DATASET RECORDS –
+++
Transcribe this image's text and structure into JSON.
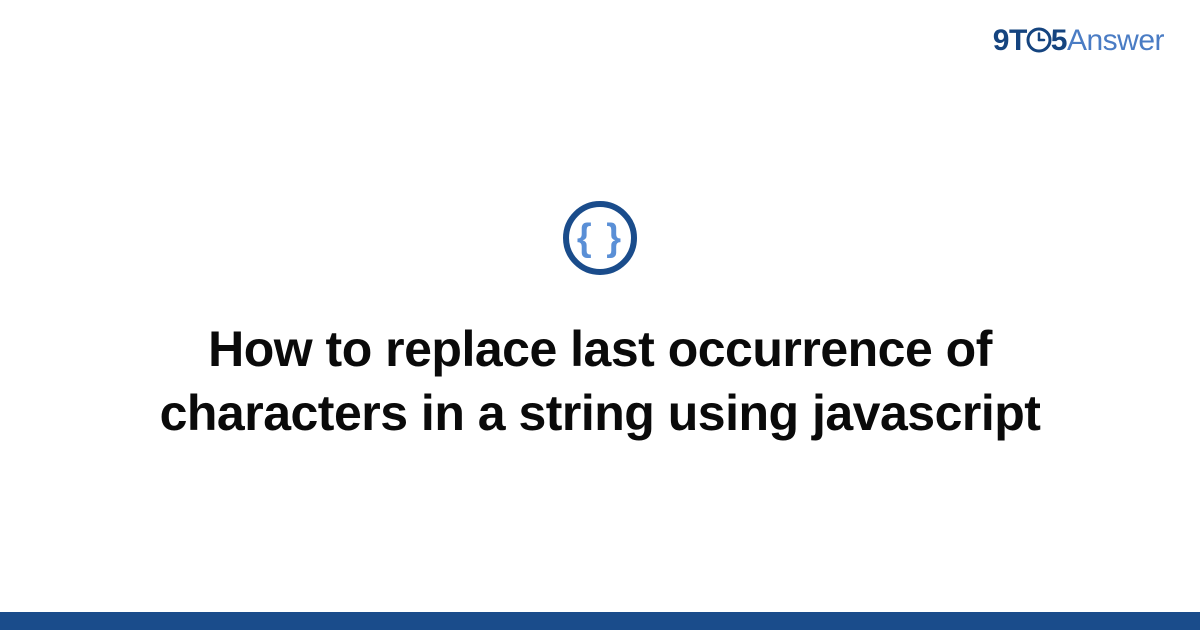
{
  "brand": {
    "nine": "9",
    "t": "T",
    "five": "5",
    "answer": "Answer"
  },
  "badge": {
    "glyph": "{ }"
  },
  "title": "How to replace last occurrence of characters in a string using javascript",
  "colors": {
    "brand_dark": "#1a4c8b",
    "brand_light": "#4a7cc4",
    "badge_glyph": "#5a8fd6",
    "text": "#0a0a0a"
  }
}
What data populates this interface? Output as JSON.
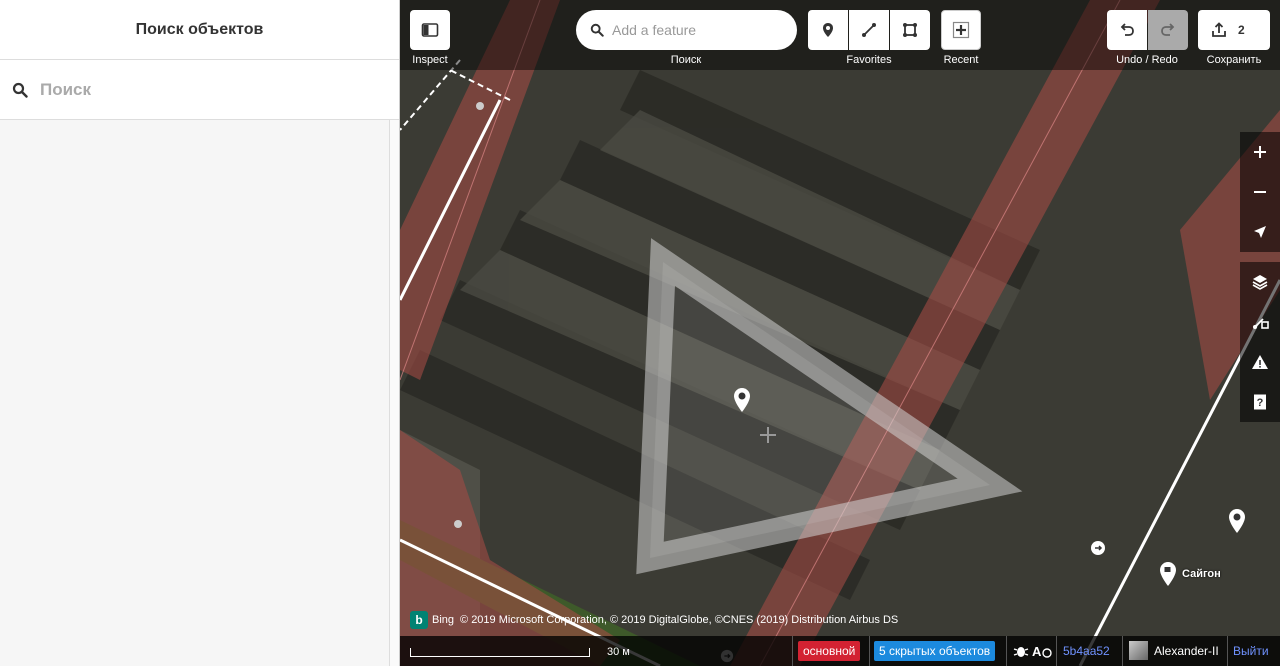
{
  "sidebar": {
    "title": "Поиск объектов",
    "search_placeholder": "Поиск"
  },
  "toolbar": {
    "inspect_label": "Inspect",
    "search_label": "Поиск",
    "search_placeholder": "Add a feature",
    "favorites_label": "Favorites",
    "recent_label": "Recent",
    "undo_redo_label": "Undo / Redo",
    "save_label": "Сохранить",
    "save_count": "2"
  },
  "map": {
    "poi_label": "Сайгон"
  },
  "attribution": {
    "text": "© 2019 Microsoft Corporation, © 2019 DigitalGlobe, ©CNES (2019) Distribution Airbus DS",
    "logo_text": "Bing"
  },
  "footer": {
    "scale_text": "30 м",
    "branch_badge": "основной",
    "hidden_badge": "5 скрытых объектов",
    "version": "5b4aa52",
    "username": "Alexander-II",
    "logout": "Выйти"
  },
  "colors": {
    "branch_badge": "#d32232",
    "hidden_badge": "#1c8ade",
    "link": "#7092ff"
  }
}
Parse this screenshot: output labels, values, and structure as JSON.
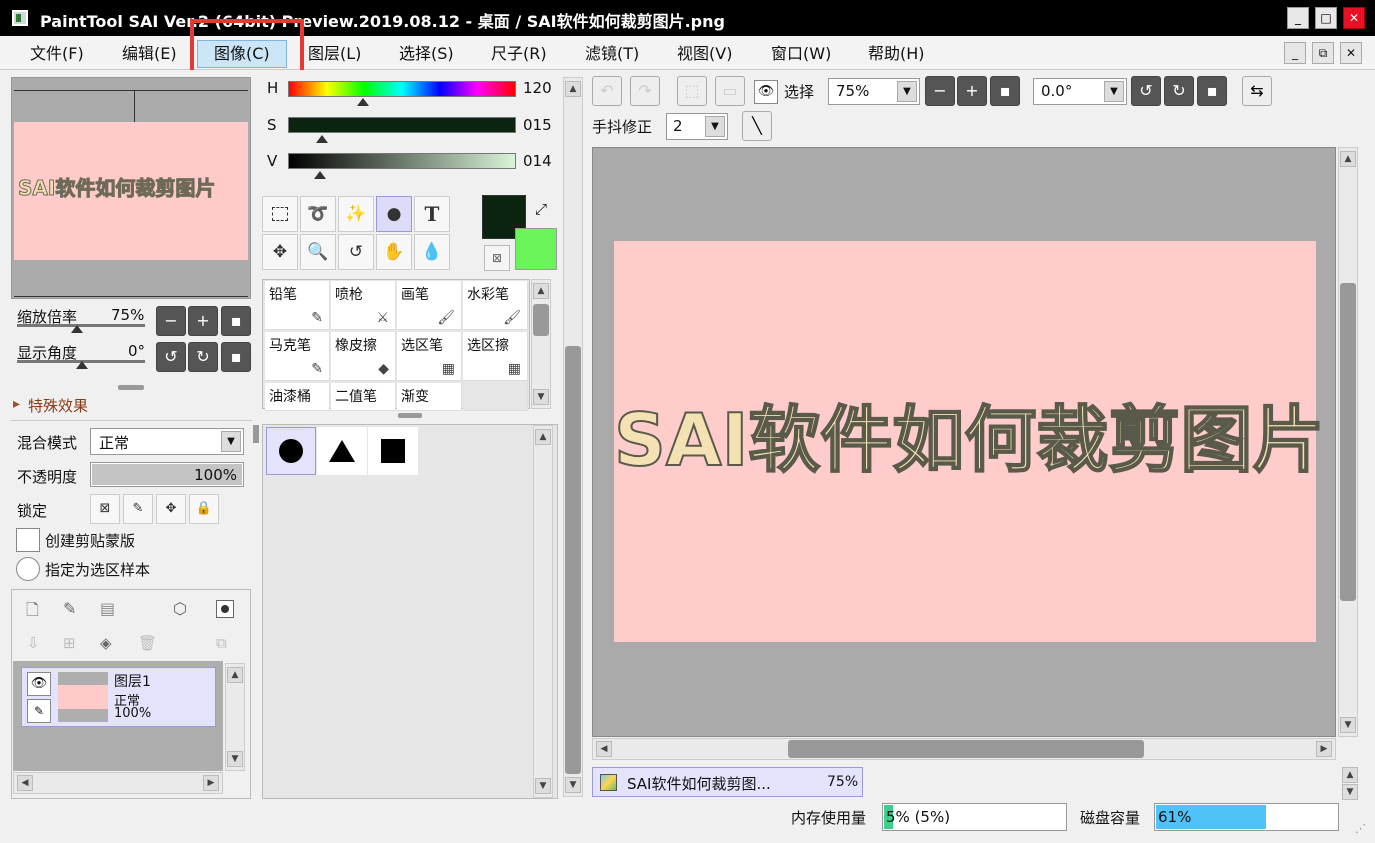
+++
GIVEN REQUEST –
How many lines in the listing contain "title"? Answer with the number alone.

RESULT FOR THIS TASK –
2